*Direction*.
Set down the material below in full, matching it exactly.

--- Records shown ---

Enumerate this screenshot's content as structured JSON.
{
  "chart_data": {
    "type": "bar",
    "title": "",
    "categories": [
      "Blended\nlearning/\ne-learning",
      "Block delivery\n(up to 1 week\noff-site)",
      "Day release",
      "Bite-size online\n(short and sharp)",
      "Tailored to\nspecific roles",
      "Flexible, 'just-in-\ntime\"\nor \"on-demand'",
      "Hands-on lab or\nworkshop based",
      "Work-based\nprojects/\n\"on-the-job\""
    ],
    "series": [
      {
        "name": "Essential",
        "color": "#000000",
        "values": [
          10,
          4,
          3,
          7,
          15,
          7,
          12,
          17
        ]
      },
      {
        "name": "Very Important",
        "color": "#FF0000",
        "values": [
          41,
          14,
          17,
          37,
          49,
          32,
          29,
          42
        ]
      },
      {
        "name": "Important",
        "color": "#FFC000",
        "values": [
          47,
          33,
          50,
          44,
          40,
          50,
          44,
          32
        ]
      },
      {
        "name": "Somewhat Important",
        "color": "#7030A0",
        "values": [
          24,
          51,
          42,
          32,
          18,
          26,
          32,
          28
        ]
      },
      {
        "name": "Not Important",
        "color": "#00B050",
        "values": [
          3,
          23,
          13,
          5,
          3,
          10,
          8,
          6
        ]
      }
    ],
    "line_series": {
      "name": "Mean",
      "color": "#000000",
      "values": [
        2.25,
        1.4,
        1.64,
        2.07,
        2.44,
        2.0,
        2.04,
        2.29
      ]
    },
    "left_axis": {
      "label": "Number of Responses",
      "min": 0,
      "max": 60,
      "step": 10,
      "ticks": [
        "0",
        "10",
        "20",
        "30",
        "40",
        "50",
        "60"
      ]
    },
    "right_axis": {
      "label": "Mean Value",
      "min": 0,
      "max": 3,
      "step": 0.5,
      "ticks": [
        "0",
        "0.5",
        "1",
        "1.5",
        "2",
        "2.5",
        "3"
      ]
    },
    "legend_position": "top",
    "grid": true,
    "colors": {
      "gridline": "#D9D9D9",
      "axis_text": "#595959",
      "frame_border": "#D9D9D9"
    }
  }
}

---

*Full response*.
Enumerate this screenshot's content as structured JSON.
{
  "chart_data": {
    "type": "bar",
    "title": "",
    "categories": [
      "Blended\nlearning/\ne-learning",
      "Block delivery\n(up to 1 week\noff-site)",
      "Day release",
      "Bite-size online\n(short and sharp)",
      "Tailored to\nspecific roles",
      "Flexible, 'just-in-\ntime\"\nor \"on-demand'",
      "Hands-on lab or\nworkshop based",
      "Work-based\nprojects/\n\"on-the-job\""
    ],
    "series": [
      {
        "name": "Essential",
        "color": "#000000",
        "values": [
          10,
          4,
          3,
          7,
          15,
          7,
          12,
          17
        ]
      },
      {
        "name": "Very Important",
        "color": "#FF0000",
        "values": [
          41,
          14,
          17,
          37,
          49,
          32,
          29,
          42
        ]
      },
      {
        "name": "Important",
        "color": "#FFC000",
        "values": [
          47,
          33,
          50,
          44,
          40,
          50,
          44,
          32
        ]
      },
      {
        "name": "Somewhat Important",
        "color": "#7030A0",
        "values": [
          24,
          51,
          42,
          32,
          18,
          26,
          32,
          28
        ]
      },
      {
        "name": "Not Important",
        "color": "#00B050",
        "values": [
          3,
          23,
          13,
          5,
          3,
          10,
          8,
          6
        ]
      }
    ],
    "line_series": {
      "name": "Mean",
      "color": "#000000",
      "values": [
        2.25,
        1.4,
        1.64,
        2.07,
        2.44,
        2.0,
        2.04,
        2.29
      ]
    },
    "left_axis": {
      "label": "Number of Responses",
      "min": 0,
      "max": 60,
      "step": 10,
      "ticks": [
        "0",
        "10",
        "20",
        "30",
        "40",
        "50",
        "60"
      ]
    },
    "right_axis": {
      "label": "Mean Value",
      "min": 0,
      "max": 3,
      "step": 0.5,
      "ticks": [
        "0",
        "0.5",
        "1",
        "1.5",
        "2",
        "2.5",
        "3"
      ]
    },
    "legend_position": "top",
    "grid": true,
    "colors": {
      "gridline": "#D9D9D9",
      "axis_text": "#595959",
      "frame_border": "#D9D9D9"
    }
  }
}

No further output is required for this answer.